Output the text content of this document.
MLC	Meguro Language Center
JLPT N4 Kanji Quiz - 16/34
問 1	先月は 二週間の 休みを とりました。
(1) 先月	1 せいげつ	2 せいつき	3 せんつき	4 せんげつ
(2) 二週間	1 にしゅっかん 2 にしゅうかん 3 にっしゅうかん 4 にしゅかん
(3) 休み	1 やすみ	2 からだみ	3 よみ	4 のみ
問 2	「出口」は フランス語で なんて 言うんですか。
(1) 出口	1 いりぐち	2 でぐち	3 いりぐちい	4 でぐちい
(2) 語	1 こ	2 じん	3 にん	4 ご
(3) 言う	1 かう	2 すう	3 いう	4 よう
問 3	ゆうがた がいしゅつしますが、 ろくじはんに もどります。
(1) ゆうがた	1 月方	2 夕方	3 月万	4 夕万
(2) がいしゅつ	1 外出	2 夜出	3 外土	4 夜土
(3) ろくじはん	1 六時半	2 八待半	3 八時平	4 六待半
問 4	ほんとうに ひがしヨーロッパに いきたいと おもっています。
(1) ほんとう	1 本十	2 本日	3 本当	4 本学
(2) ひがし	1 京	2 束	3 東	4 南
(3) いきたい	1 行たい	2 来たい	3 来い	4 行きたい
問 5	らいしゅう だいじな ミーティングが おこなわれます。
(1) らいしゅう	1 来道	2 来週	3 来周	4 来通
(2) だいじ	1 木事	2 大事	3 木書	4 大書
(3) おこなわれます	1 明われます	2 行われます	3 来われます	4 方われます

▶ Task to carry out:
The records above need to be transcribed in full. Keep every character unchanged.

▶ Written response:
Output the text content of this document.
MLC	Meguro Language Center
JLPT N4 Kanji Quiz - 16/34
問 1	先月は 二週間の 休みを とりました。
(1) 先月	1 せいげつ	2 せいつき	3 せんつき	4 せんげつ
(2) 二週間	1 にしゅっかん 2 にしゅうかん 3 にっしゅうかん 4 にしゅかん
(3) 休み	1 やすみ	2 からだみ	3 よみ	4 のみ
問 2	「出口」は フランス語で なんて 言うんですか。
(1) 出口	1 いりぐち	2 でぐち	3 いりぐちい	4 でぐちい
(2) 語	1 こ	2 じん	3 にん	4 ご
(3) 言う	1 かう	2 すう	3 いう	4 よう
問 3	ゆうがた がいしゅつしますが、 ろくじはんに もどります。
(1) ゆうがた	1 月方	2 夕方	3 月万	4 夕万
(2) がいしゅつ	1 外出	2 夜出	3 外土	4 夜土
(3) ろくじはん	1 六時半	2 八待半	3 八時平	4 六待半
問 4	ほんとうに ひがしヨーロッパに いきたいと おもっています。
(1) ほんとう	1 本十	2 本日	3 本当	4 本学
(2) ひがし	1 京	2 束	3 東	4 南
(3) いきたい	1 行たい	2 来たい	3 来い	4 行きたい
問 5	らいしゅう だいじな ミーティングが おこなわれます。
(1) らいしゅう	1 来道	2 来週	3 来周	4 来通
(2) だいじ	1 木事	2 大事	3 木書	4 大書
(3) おこなわれます	1 明われます	2 行われます	3 来われます	4 方われます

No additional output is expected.